* Begin Input material *

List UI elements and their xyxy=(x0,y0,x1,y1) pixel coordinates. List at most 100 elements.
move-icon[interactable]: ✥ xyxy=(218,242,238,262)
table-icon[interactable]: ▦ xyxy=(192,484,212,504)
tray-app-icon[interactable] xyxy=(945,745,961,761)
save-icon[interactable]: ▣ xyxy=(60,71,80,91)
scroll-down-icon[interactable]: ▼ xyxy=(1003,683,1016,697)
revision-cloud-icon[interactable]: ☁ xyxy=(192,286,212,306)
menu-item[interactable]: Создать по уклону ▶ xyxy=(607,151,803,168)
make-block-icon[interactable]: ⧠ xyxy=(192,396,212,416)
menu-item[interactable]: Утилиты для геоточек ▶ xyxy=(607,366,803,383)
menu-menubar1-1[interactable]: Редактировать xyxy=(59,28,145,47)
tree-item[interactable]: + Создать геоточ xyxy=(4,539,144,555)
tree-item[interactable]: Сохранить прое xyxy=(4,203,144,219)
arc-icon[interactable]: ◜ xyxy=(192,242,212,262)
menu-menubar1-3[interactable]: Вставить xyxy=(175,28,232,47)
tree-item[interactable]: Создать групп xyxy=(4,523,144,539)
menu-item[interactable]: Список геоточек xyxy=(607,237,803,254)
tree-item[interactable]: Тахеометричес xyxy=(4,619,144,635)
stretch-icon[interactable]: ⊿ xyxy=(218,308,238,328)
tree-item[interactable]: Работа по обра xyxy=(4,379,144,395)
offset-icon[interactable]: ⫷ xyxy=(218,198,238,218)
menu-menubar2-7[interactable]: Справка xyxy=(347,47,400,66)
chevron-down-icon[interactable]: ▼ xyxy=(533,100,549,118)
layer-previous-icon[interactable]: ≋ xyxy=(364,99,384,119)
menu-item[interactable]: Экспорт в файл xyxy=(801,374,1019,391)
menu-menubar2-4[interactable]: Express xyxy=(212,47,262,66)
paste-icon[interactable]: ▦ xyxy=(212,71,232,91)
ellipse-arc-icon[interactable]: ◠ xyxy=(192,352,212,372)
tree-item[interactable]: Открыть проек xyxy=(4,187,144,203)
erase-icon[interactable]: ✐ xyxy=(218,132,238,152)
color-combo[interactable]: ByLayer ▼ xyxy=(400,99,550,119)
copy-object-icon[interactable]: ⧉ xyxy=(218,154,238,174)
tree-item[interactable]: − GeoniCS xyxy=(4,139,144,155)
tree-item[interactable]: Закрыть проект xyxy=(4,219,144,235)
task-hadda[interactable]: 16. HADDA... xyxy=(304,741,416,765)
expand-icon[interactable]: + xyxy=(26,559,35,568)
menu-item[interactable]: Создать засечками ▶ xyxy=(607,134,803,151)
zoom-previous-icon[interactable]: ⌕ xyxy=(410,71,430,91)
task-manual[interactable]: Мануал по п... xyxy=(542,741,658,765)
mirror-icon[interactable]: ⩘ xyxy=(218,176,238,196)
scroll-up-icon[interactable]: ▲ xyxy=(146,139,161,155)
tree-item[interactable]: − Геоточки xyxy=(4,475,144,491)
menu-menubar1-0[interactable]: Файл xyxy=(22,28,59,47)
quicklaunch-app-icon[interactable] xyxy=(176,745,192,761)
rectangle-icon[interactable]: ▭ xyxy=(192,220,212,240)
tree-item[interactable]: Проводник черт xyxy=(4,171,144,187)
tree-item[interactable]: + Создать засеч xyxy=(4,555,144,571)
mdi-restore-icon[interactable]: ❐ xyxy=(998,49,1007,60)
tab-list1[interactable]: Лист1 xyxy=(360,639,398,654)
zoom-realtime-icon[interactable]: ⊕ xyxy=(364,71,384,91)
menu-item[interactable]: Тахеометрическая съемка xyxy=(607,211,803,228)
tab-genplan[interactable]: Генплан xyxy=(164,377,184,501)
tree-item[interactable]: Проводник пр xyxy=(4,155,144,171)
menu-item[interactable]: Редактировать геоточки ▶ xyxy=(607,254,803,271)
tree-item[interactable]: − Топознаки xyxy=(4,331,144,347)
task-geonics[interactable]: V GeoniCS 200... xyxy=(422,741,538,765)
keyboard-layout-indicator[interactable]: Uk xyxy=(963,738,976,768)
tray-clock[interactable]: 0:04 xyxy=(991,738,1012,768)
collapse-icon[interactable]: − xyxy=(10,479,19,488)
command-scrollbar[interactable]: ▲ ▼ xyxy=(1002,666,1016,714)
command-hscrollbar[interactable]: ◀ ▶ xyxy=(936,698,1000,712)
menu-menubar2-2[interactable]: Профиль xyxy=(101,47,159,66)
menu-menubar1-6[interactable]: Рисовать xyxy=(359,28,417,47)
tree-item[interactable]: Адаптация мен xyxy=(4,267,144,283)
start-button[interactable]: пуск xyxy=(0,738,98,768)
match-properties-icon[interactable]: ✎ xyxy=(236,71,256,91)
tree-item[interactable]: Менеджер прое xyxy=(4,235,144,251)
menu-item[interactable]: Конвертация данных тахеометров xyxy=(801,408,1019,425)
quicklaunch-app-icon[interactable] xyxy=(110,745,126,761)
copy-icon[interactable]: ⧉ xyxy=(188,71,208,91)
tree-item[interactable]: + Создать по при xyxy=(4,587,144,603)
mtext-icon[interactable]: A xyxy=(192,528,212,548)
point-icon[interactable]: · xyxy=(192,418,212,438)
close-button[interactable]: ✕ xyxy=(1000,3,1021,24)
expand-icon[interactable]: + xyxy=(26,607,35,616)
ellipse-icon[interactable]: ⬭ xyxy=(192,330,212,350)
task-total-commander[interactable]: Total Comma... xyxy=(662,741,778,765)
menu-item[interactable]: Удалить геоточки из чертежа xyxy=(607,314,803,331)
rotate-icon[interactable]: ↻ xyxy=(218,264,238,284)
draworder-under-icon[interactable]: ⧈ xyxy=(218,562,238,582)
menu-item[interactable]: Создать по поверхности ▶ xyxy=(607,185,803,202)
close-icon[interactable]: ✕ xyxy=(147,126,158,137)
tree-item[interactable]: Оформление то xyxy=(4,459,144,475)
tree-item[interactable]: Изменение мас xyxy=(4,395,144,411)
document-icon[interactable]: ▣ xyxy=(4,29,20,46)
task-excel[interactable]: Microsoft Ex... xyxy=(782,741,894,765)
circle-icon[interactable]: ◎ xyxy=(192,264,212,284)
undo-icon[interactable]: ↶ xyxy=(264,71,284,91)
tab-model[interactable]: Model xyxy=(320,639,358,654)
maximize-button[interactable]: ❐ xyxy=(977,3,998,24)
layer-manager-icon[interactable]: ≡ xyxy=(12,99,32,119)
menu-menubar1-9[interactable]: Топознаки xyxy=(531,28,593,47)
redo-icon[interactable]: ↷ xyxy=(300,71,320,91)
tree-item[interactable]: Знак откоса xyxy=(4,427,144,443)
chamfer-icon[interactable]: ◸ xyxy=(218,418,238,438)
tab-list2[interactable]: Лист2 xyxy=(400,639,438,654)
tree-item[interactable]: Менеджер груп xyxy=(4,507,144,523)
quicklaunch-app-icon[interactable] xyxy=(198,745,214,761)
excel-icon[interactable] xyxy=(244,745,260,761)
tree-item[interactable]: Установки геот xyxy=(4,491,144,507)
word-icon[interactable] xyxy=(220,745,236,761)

* End Input material *

*Written request:*
Rewrite all of the material above as a numbered list, omitting any blank lines.

*Expected answer:*
1. List UI elements and their xyxy=(x0,y0,x1,y1) pixel coordinates. List at most 100 elements.
2. move-icon[interactable]: ✥ xyxy=(218,242,238,262)
3. table-icon[interactable]: ▦ xyxy=(192,484,212,504)
4. tray-app-icon[interactable] xyxy=(945,745,961,761)
5. save-icon[interactable]: ▣ xyxy=(60,71,80,91)
6. scroll-down-icon[interactable]: ▼ xyxy=(1003,683,1016,697)
7. revision-cloud-icon[interactable]: ☁ xyxy=(192,286,212,306)
8. menu-item[interactable]: Создать по уклону ▶ xyxy=(607,151,803,168)
9. make-block-icon[interactable]: ⧠ xyxy=(192,396,212,416)
10. menu-item[interactable]: Утилиты для геоточек ▶ xyxy=(607,366,803,383)
11. menu-menubar1-1[interactable]: Редактировать xyxy=(59,28,145,47)
12. tree-item[interactable]: + Создать геоточ xyxy=(4,539,144,555)
13. tree-item[interactable]: Сохранить прое xyxy=(4,203,144,219)
14. arc-icon[interactable]: ◜ xyxy=(192,242,212,262)
15. menu-menubar1-3[interactable]: Вставить xyxy=(175,28,232,47)
16. tree-item[interactable]: Создать групп xyxy=(4,523,144,539)
17. menu-item[interactable]: Список геоточек xyxy=(607,237,803,254)
18. tree-item[interactable]: Тахеометричес xyxy=(4,619,144,635)
19. stretch-icon[interactable]: ⊿ xyxy=(218,308,238,328)
20. tree-item[interactable]: Работа по обра xyxy=(4,379,144,395)
21. offset-icon[interactable]: ⫷ xyxy=(218,198,238,218)
22. menu-menubar2-7[interactable]: Справка xyxy=(347,47,400,66)
23. chevron-down-icon[interactable]: ▼ xyxy=(533,100,549,118)
24. layer-previous-icon[interactable]: ≋ xyxy=(364,99,384,119)
25. menu-item[interactable]: Экспорт в файл xyxy=(801,374,1019,391)
26. menu-menubar2-4[interactable]: Express xyxy=(212,47,262,66)
27. paste-icon[interactable]: ▦ xyxy=(212,71,232,91)
28. ellipse-arc-icon[interactable]: ◠ xyxy=(192,352,212,372)
29. tree-item[interactable]: Открыть проек xyxy=(4,187,144,203)
30. erase-icon[interactable]: ✐ xyxy=(218,132,238,152)
31. color-combo[interactable]: ByLayer ▼ xyxy=(400,99,550,119)
32. copy-object-icon[interactable]: ⧉ xyxy=(218,154,238,174)
33. tree-item[interactable]: − GeoniCS xyxy=(4,139,144,155)
34. tree-item[interactable]: Закрыть проект xyxy=(4,219,144,235)
35. task-hadda[interactable]: 16. HADDA... xyxy=(304,741,416,765)
36. expand-icon[interactable]: + xyxy=(26,559,35,568)
37. menu-item[interactable]: Создать засечками ▶ xyxy=(607,134,803,151)
38. zoom-previous-icon[interactable]: ⌕ xyxy=(410,71,430,91)
39. task-manual[interactable]: Мануал по п... xyxy=(542,741,658,765)
40. mirror-icon[interactable]: ⩘ xyxy=(218,176,238,196)
41. scroll-up-icon[interactable]: ▲ xyxy=(146,139,161,155)
42. tree-item[interactable]: − Геоточки xyxy=(4,475,144,491)
43. menu-menubar1-0[interactable]: Файл xyxy=(22,28,59,47)
44. quicklaunch-app-icon[interactable] xyxy=(176,745,192,761)
45. rectangle-icon[interactable]: ▭ xyxy=(192,220,212,240)
46. tree-item[interactable]: Проводник черт xyxy=(4,171,144,187)
47. tree-item[interactable]: + Создать засеч xyxy=(4,555,144,571)
48. mdi-restore-icon[interactable]: ❐ xyxy=(998,49,1007,60)
49. tab-list1[interactable]: Лист1 xyxy=(360,639,398,654)
50. zoom-realtime-icon[interactable]: ⊕ xyxy=(364,71,384,91)
51. menu-item[interactable]: Тахеометрическая съемка xyxy=(607,211,803,228)
52. tab-genplan[interactable]: Генплан xyxy=(164,377,184,501)
53. tree-item[interactable]: Проводник пр xyxy=(4,155,144,171)
54. menu-item[interactable]: Редактировать геоточки ▶ xyxy=(607,254,803,271)
55. tree-item[interactable]: − Топознаки xyxy=(4,331,144,347)
56. task-geonics[interactable]: V GeoniCS 200... xyxy=(422,741,538,765)
57. keyboard-layout-indicator[interactable]: Uk xyxy=(963,738,976,768)
58. tray-clock[interactable]: 0:04 xyxy=(991,738,1012,768)
59. collapse-icon[interactable]: − xyxy=(10,479,19,488)
60. command-scrollbar[interactable]: ▲ ▼ xyxy=(1002,666,1016,714)
61. command-hscrollbar[interactable]: ◀ ▶ xyxy=(936,698,1000,712)
62. menu-menubar2-2[interactable]: Профиль xyxy=(101,47,159,66)
63. menu-menubar1-6[interactable]: Рисовать xyxy=(359,28,417,47)
64. tree-item[interactable]: Адаптация мен xyxy=(4,267,144,283)
65. start-button[interactable]: пуск xyxy=(0,738,98,768)
66. match-properties-icon[interactable]: ✎ xyxy=(236,71,256,91)
67. tree-item[interactable]: Менеджер прое xyxy=(4,235,144,251)
68. menu-item[interactable]: Конвертация данных тахеометров xyxy=(801,408,1019,425)
69. quicklaunch-app-icon[interactable] xyxy=(110,745,126,761)
70. copy-icon[interactable]: ⧉ xyxy=(188,71,208,91)
71. tree-item[interactable]: + Создать по при xyxy=(4,587,144,603)
72. mtext-icon[interactable]: A xyxy=(192,528,212,548)
73. point-icon[interactable]: · xyxy=(192,418,212,438)
74. close-button[interactable]: ✕ xyxy=(1000,3,1021,24)
75. expand-icon[interactable]: + xyxy=(26,607,35,616)
76. ellipse-icon[interactable]: ⬭ xyxy=(192,330,212,350)
77. task-total-commander[interactable]: Total Comma... xyxy=(662,741,778,765)
78. menu-item[interactable]: Удалить геоточки из чертежа xyxy=(607,314,803,331)
79. rotate-icon[interactable]: ↻ xyxy=(218,264,238,284)
80. draworder-under-icon[interactable]: ⧈ xyxy=(218,562,238,582)
81. menu-item[interactable]: Создать по поверхности ▶ xyxy=(607,185,803,202)
82. close-icon[interactable]: ✕ xyxy=(147,126,158,137)
83. tree-item[interactable]: Оформление то xyxy=(4,459,144,475)
84. tree-item[interactable]: Изменение мас xyxy=(4,395,144,411)
85. document-icon[interactable]: ▣ xyxy=(4,29,20,46)
86. task-excel[interactable]: Microsoft Ex... xyxy=(782,741,894,765)
87. circle-icon[interactable]: ◎ xyxy=(192,264,212,284)
88. undo-icon[interactable]: ↶ xyxy=(264,71,284,91)
89. tab-model[interactable]: Model xyxy=(320,639,358,654)
90. maximize-button[interactable]: ❐ xyxy=(977,3,998,24)
91. layer-manager-icon[interactable]: ≡ xyxy=(12,99,32,119)
92. menu-menubar1-9[interactable]: Топознаки xyxy=(531,28,593,47)
93. redo-icon[interactable]: ↷ xyxy=(300,71,320,91)
94. tree-item[interactable]: Знак откоса xyxy=(4,427,144,443)
95. chamfer-icon[interactable]: ◸ xyxy=(218,418,238,438)
96. tab-list2[interactable]: Лист2 xyxy=(400,639,438,654)
97. tree-item[interactable]: Менеджер груп xyxy=(4,507,144,523)
98. quicklaunch-app-icon[interactable] xyxy=(198,745,214,761)
99. excel-icon[interactable] xyxy=(244,745,260,761)
100. tree-item[interactable]: Установки геот xyxy=(4,491,144,507)
101. word-icon[interactable] xyxy=(220,745,236,761)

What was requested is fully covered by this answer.